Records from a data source
[Begin]

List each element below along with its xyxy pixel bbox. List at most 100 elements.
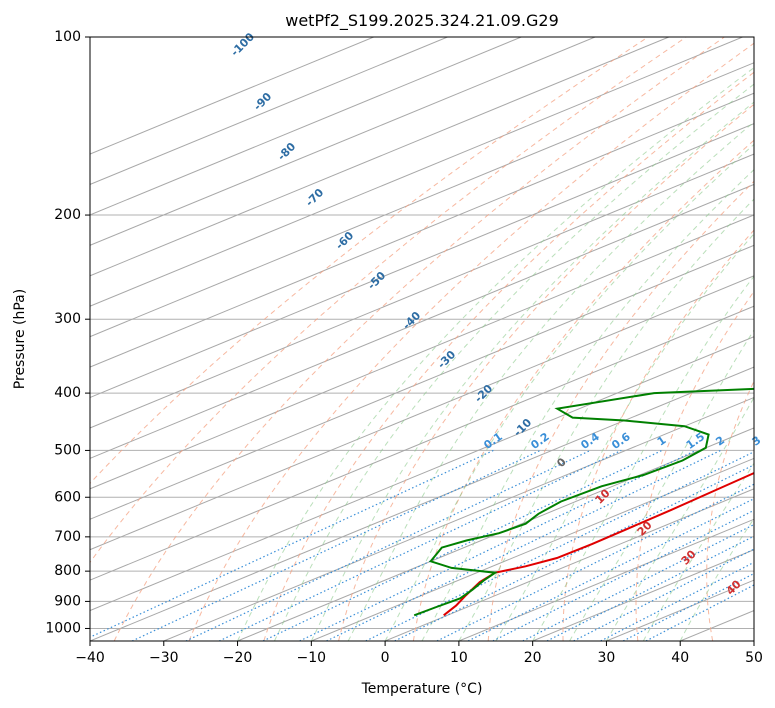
isotherm-line xyxy=(90,275,754,551)
y-tick-label: 200 xyxy=(54,207,81,223)
dry-adiabat xyxy=(90,37,687,564)
x-tick-label: 10 xyxy=(450,650,468,666)
series-lines xyxy=(413,387,754,617)
dry-adiabat xyxy=(635,290,754,641)
isotherm-line xyxy=(90,37,448,186)
moist-adiabat xyxy=(569,329,754,641)
y-tick-label: 800 xyxy=(54,563,81,579)
y-tick-label: 900 xyxy=(54,593,81,609)
moist-adiabat xyxy=(384,143,754,641)
mixing-ratio-line xyxy=(467,498,754,641)
x-tick-label: 20 xyxy=(524,650,542,666)
isotherm-line xyxy=(90,183,754,459)
isotherm-line xyxy=(680,610,754,641)
dry-adiabat-label: -60 xyxy=(333,229,356,252)
mixing-ratio-line xyxy=(492,509,754,641)
y-tick-label: 100 xyxy=(54,29,81,45)
mixing-ratio-label: 2 xyxy=(713,433,727,448)
isotherm-line xyxy=(90,244,754,520)
isotherm-line xyxy=(90,37,670,277)
plot-frame xyxy=(89,36,755,642)
series-line-1 xyxy=(443,471,754,617)
isotherm-line xyxy=(458,518,754,641)
moist-adiabat xyxy=(310,101,754,641)
isotherm-line xyxy=(90,336,754,612)
moist-adiabat xyxy=(642,462,754,641)
isotherm-line xyxy=(90,37,374,155)
isotherm-line xyxy=(384,488,754,641)
mixing-ratio-line xyxy=(326,449,721,641)
dry-adiabat-label: -70 xyxy=(303,186,326,209)
moist-adiabat xyxy=(532,275,754,641)
isotherm-line xyxy=(90,123,754,399)
moist-adiabat xyxy=(605,396,754,641)
x-axis-label: Temperature (°C) xyxy=(361,681,483,697)
isotherm-line xyxy=(90,214,754,490)
mixing-ratio-label: 0.1 xyxy=(481,430,504,452)
adiabat-lines xyxy=(90,37,754,641)
isotherm-line xyxy=(90,62,754,338)
mixing-ratio-label: 0.4 xyxy=(578,430,602,452)
dry-adiabat xyxy=(706,380,754,641)
mixing-ratio-label: 1 xyxy=(655,433,669,448)
grid xyxy=(90,37,754,641)
x-tick-label: −30 xyxy=(149,650,179,666)
isotherm-line xyxy=(532,549,754,641)
y-tick-label: 300 xyxy=(54,311,81,327)
dry-adiabat-label: 0 xyxy=(554,455,569,470)
isotherm-line xyxy=(90,37,522,216)
moist-adiabat xyxy=(458,198,754,641)
isotherm-line xyxy=(237,427,754,641)
isotherm-line xyxy=(90,37,596,246)
moist-adiabat xyxy=(679,517,754,641)
y-axis-label: Pressure (hPa) xyxy=(12,289,28,389)
dry-adiabat xyxy=(90,37,649,485)
dry-adiabat xyxy=(113,37,725,641)
mixing-ratio-lines xyxy=(90,449,754,641)
x-tick-label: −20 xyxy=(223,650,253,666)
isotherm-line xyxy=(311,457,754,641)
dry-adiabat xyxy=(487,180,754,641)
axes: −40 −30 −20 −10 0 10 20 30 40 5010020030040050060… xyxy=(45,29,763,666)
mixing-ratio-line xyxy=(185,449,591,641)
dry-adiabat xyxy=(412,139,754,641)
moist-adiabat xyxy=(237,67,754,641)
dry-adiabat xyxy=(188,42,754,641)
series-line-2 xyxy=(413,387,754,617)
moist-adiabat xyxy=(421,168,754,641)
moist-adiabat xyxy=(495,233,754,641)
y-tick-label: 400 xyxy=(54,385,81,401)
mixing-ratio-line xyxy=(622,572,754,641)
dry-adiabat-label: -80 xyxy=(275,140,298,163)
dry-adiabat xyxy=(562,229,754,641)
mixing-ratio-line xyxy=(645,584,754,641)
isotherm-line xyxy=(90,153,754,429)
dry-adiabat xyxy=(263,71,754,641)
isotherm-line xyxy=(90,305,754,581)
x-tick-label: 40 xyxy=(671,650,689,666)
x-tick-label: 50 xyxy=(745,650,763,666)
mixing-ratio-line xyxy=(436,483,754,641)
dry-adiabat-label: -30 xyxy=(435,348,458,371)
y-tick-label: 500 xyxy=(54,442,81,458)
isotherm-line xyxy=(753,640,754,641)
x-tick-label: 30 xyxy=(598,650,616,666)
dry-adiabat-label: -50 xyxy=(365,269,388,292)
isotherm-line xyxy=(90,366,754,641)
dry-adiabat-label: -20 xyxy=(472,382,495,405)
y-tick-label: 600 xyxy=(54,489,81,505)
dry-adiabat-label: -100 xyxy=(228,30,257,59)
mixing-ratio-line xyxy=(299,449,697,641)
y-tick-label: 1000 xyxy=(45,620,81,636)
mixing-ratio-line xyxy=(262,449,663,641)
isoline-labels: -100-90-80-70-60-50-40-30-20-10010203040… xyxy=(228,30,763,598)
chart-title: wetPf2_S199.2025.324.21.09.G29 xyxy=(285,11,559,31)
moist-adiabat xyxy=(273,83,754,641)
dry-adiabat-label: 20 xyxy=(635,518,655,538)
dry-adiabat-label: 30 xyxy=(679,547,699,567)
isotherm-line xyxy=(163,396,754,641)
x-tick-label: −10 xyxy=(297,650,327,666)
mixing-ratio-line xyxy=(573,548,754,641)
x-tick-label: 0 xyxy=(381,650,390,666)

[End]

- [WHAT IS NEEDED]: Copy the lines above word for word, from the line holding "isotherm-line xyxy=(90,275,754,551)" through the line holding "isotherm-line xyxy=(237,427,754,641)", both of those lines included.

- [OUTPUT OF THE TASK]:
isotherm-line xyxy=(90,275,754,551)
y-tick-label: 200 xyxy=(54,207,81,223)
dry-adiabat xyxy=(90,37,687,564)
x-tick-label: 10 xyxy=(450,650,468,666)
series-lines xyxy=(413,387,754,617)
dry-adiabat xyxy=(635,290,754,641)
isotherm-line xyxy=(90,37,448,186)
moist-adiabat xyxy=(569,329,754,641)
y-tick-label: 800 xyxy=(54,563,81,579)
y-tick-label: 900 xyxy=(54,593,81,609)
moist-adiabat xyxy=(384,143,754,641)
mixing-ratio-line xyxy=(467,498,754,641)
x-tick-label: 20 xyxy=(524,650,542,666)
isotherm-line xyxy=(90,183,754,459)
isotherm-line xyxy=(680,610,754,641)
dry-adiabat-label: -60 xyxy=(333,229,356,252)
mixing-ratio-line xyxy=(492,509,754,641)
y-tick-label: 100 xyxy=(54,29,81,45)
mixing-ratio-label: 2 xyxy=(713,433,727,448)
isotherm-line xyxy=(90,244,754,520)
isotherm-line xyxy=(90,37,670,277)
plot-frame xyxy=(89,36,755,642)
series-line-1 xyxy=(443,471,754,617)
isotherm-line xyxy=(458,518,754,641)
moist-adiabat xyxy=(310,101,754,641)
isotherm-line xyxy=(90,336,754,612)
moist-adiabat xyxy=(642,462,754,641)
isotherm-line xyxy=(90,37,374,155)
isotherm-line xyxy=(384,488,754,641)
mixing-ratio-line xyxy=(326,449,721,641)
dry-adiabat-label: -70 xyxy=(303,186,326,209)
moist-adiabat xyxy=(532,275,754,641)
isotherm-line xyxy=(90,123,754,399)
moist-adiabat xyxy=(605,396,754,641)
x-axis-label: Temperature (°C) xyxy=(361,681,483,697)
isotherm-line xyxy=(90,214,754,490)
mixing-ratio-label: 0.1 xyxy=(481,430,504,452)
adiabat-lines xyxy=(90,37,754,641)
isotherm-line xyxy=(90,62,754,338)
mixing-ratio-label: 0.4 xyxy=(578,430,602,452)
dry-adiabat xyxy=(706,380,754,641)
mixing-ratio-label: 1 xyxy=(655,433,669,448)
grid xyxy=(90,37,754,641)
x-tick-label: −30 xyxy=(149,650,179,666)
isotherm-line xyxy=(532,549,754,641)
y-tick-label: 300 xyxy=(54,311,81,327)
dry-adiabat-label: 0 xyxy=(554,455,569,470)
isotherm-line xyxy=(90,37,522,216)
moist-adiabat xyxy=(458,198,754,641)
isotherm-line xyxy=(237,427,754,641)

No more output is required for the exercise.